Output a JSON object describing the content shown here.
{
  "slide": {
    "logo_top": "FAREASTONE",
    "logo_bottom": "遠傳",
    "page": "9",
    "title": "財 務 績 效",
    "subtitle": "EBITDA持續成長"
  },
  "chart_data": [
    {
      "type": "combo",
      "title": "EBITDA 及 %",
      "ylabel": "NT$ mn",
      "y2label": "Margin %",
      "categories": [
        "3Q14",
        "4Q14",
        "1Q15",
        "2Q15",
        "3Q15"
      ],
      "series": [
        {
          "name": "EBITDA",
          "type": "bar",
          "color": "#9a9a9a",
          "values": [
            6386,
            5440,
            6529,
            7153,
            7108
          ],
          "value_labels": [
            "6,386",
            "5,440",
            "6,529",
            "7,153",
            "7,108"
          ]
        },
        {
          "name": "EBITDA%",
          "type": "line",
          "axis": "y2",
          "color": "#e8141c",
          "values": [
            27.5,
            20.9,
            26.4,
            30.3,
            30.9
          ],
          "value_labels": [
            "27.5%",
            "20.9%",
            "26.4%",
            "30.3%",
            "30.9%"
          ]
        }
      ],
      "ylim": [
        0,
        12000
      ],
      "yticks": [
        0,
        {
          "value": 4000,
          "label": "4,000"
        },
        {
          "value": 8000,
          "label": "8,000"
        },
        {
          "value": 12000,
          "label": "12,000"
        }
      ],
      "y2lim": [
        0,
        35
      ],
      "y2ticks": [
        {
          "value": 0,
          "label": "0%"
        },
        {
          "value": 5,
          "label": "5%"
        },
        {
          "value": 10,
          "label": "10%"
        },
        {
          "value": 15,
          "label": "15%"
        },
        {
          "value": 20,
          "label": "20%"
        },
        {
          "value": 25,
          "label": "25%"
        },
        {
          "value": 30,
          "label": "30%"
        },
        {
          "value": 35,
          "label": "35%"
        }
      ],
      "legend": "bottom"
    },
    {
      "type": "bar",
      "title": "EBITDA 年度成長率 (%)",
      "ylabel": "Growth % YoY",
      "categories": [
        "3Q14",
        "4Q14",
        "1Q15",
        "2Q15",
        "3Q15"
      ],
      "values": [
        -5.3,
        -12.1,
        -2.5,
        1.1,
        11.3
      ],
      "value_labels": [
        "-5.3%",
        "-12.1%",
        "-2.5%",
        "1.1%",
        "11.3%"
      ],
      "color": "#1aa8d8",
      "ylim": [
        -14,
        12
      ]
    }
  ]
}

* WORK TO DO
Take the entries and copy them out exactly.

* PROBLEM SOLUTION
Output a JSON object describing the content shown here.
{
  "slide": {
    "logo_top": "FAREASTONE",
    "logo_bottom": "遠傳",
    "page": "9",
    "title": "財 務 績 效",
    "subtitle": "EBITDA持續成長"
  },
  "chart_data": [
    {
      "type": "combo",
      "title": "EBITDA 及 %",
      "ylabel": "NT$ mn",
      "y2label": "Margin %",
      "categories": [
        "3Q14",
        "4Q14",
        "1Q15",
        "2Q15",
        "3Q15"
      ],
      "series": [
        {
          "name": "EBITDA",
          "type": "bar",
          "color": "#9a9a9a",
          "values": [
            6386,
            5440,
            6529,
            7153,
            7108
          ],
          "value_labels": [
            "6,386",
            "5,440",
            "6,529",
            "7,153",
            "7,108"
          ]
        },
        {
          "name": "EBITDA%",
          "type": "line",
          "axis": "y2",
          "color": "#e8141c",
          "values": [
            27.5,
            20.9,
            26.4,
            30.3,
            30.9
          ],
          "value_labels": [
            "27.5%",
            "20.9%",
            "26.4%",
            "30.3%",
            "30.9%"
          ]
        }
      ],
      "ylim": [
        0,
        12000
      ],
      "yticks": [
        0,
        {
          "value": 4000,
          "label": "4,000"
        },
        {
          "value": 8000,
          "label": "8,000"
        },
        {
          "value": 12000,
          "label": "12,000"
        }
      ],
      "y2lim": [
        0,
        35
      ],
      "y2ticks": [
        {
          "value": 0,
          "label": "0%"
        },
        {
          "value": 5,
          "label": "5%"
        },
        {
          "value": 10,
          "label": "10%"
        },
        {
          "value": 15,
          "label": "15%"
        },
        {
          "value": 20,
          "label": "20%"
        },
        {
          "value": 25,
          "label": "25%"
        },
        {
          "value": 30,
          "label": "30%"
        },
        {
          "value": 35,
          "label": "35%"
        }
      ],
      "legend": "bottom"
    },
    {
      "type": "bar",
      "title": "EBITDA 年度成長率 (%)",
      "ylabel": "Growth % YoY",
      "categories": [
        "3Q14",
        "4Q14",
        "1Q15",
        "2Q15",
        "3Q15"
      ],
      "values": [
        -5.3,
        -12.1,
        -2.5,
        1.1,
        11.3
      ],
      "value_labels": [
        "-5.3%",
        "-12.1%",
        "-2.5%",
        "1.1%",
        "11.3%"
      ],
      "color": "#1aa8d8",
      "ylim": [
        -14,
        12
      ]
    }
  ]
}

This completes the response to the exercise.